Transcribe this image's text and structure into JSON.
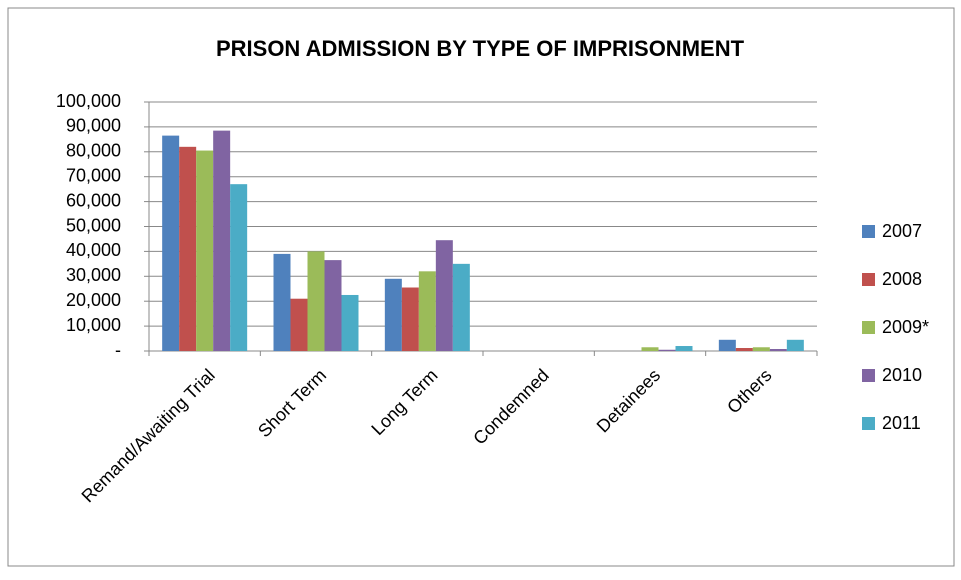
{
  "chart_data": {
    "type": "bar",
    "title": "PRISON ADMISSION BY TYPE OF IMPRISONMENT",
    "categories": [
      "Remand/Awaiting Trial",
      "Short Term",
      "Long Term",
      "Condemned",
      "Detainees",
      "Others"
    ],
    "series": [
      {
        "name": "2007",
        "color": "#4f81bd",
        "values": [
          86500,
          39000,
          29000,
          0,
          0,
          4500
        ]
      },
      {
        "name": "2008",
        "color": "#c0504d",
        "values": [
          82000,
          21000,
          25500,
          0,
          0,
          1200
        ]
      },
      {
        "name": "2009*",
        "color": "#9bbb59",
        "values": [
          80500,
          40000,
          32000,
          0,
          1500,
          1500
        ]
      },
      {
        "name": "2010",
        "color": "#8064a2",
        "values": [
          88500,
          36500,
          44500,
          0,
          500,
          800
        ]
      },
      {
        "name": "2011",
        "color": "#4bacc6",
        "values": [
          67000,
          22500,
          35000,
          0,
          2000,
          4500
        ]
      }
    ],
    "ylim": [
      0,
      100000
    ],
    "yticks": [
      {
        "value": 0,
        "label": "-"
      },
      {
        "value": 10000,
        "label": "10,000"
      },
      {
        "value": 20000,
        "label": "20,000"
      },
      {
        "value": 30000,
        "label": "30,000"
      },
      {
        "value": 40000,
        "label": "40,000"
      },
      {
        "value": 50000,
        "label": "50,000"
      },
      {
        "value": 60000,
        "label": "60,000"
      },
      {
        "value": 70000,
        "label": "70,000"
      },
      {
        "value": 80000,
        "label": "80,000"
      },
      {
        "value": 90000,
        "label": "90,000"
      },
      {
        "value": 100000,
        "label": "100,000"
      }
    ],
    "grid": true,
    "legend": "right"
  }
}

- WORK REQUIRED
Omit pictures; set down the rest of the material word for word.

- CORRECT ANSWER
Transcribe this image's text and structure into JSON.
{
  "chart_data": {
    "type": "bar",
    "title": "PRISON ADMISSION BY TYPE OF IMPRISONMENT",
    "categories": [
      "Remand/Awaiting Trial",
      "Short Term",
      "Long Term",
      "Condemned",
      "Detainees",
      "Others"
    ],
    "series": [
      {
        "name": "2007",
        "color": "#4f81bd",
        "values": [
          86500,
          39000,
          29000,
          0,
          0,
          4500
        ]
      },
      {
        "name": "2008",
        "color": "#c0504d",
        "values": [
          82000,
          21000,
          25500,
          0,
          0,
          1200
        ]
      },
      {
        "name": "2009*",
        "color": "#9bbb59",
        "values": [
          80500,
          40000,
          32000,
          0,
          1500,
          1500
        ]
      },
      {
        "name": "2010",
        "color": "#8064a2",
        "values": [
          88500,
          36500,
          44500,
          0,
          500,
          800
        ]
      },
      {
        "name": "2011",
        "color": "#4bacc6",
        "values": [
          67000,
          22500,
          35000,
          0,
          2000,
          4500
        ]
      }
    ],
    "ylim": [
      0,
      100000
    ],
    "yticks": [
      {
        "value": 0,
        "label": "-"
      },
      {
        "value": 10000,
        "label": "10,000"
      },
      {
        "value": 20000,
        "label": "20,000"
      },
      {
        "value": 30000,
        "label": "30,000"
      },
      {
        "value": 40000,
        "label": "40,000"
      },
      {
        "value": 50000,
        "label": "50,000"
      },
      {
        "value": 60000,
        "label": "60,000"
      },
      {
        "value": 70000,
        "label": "70,000"
      },
      {
        "value": 80000,
        "label": "80,000"
      },
      {
        "value": 90000,
        "label": "90,000"
      },
      {
        "value": 100000,
        "label": "100,000"
      }
    ],
    "grid": true,
    "legend": "right"
  }
}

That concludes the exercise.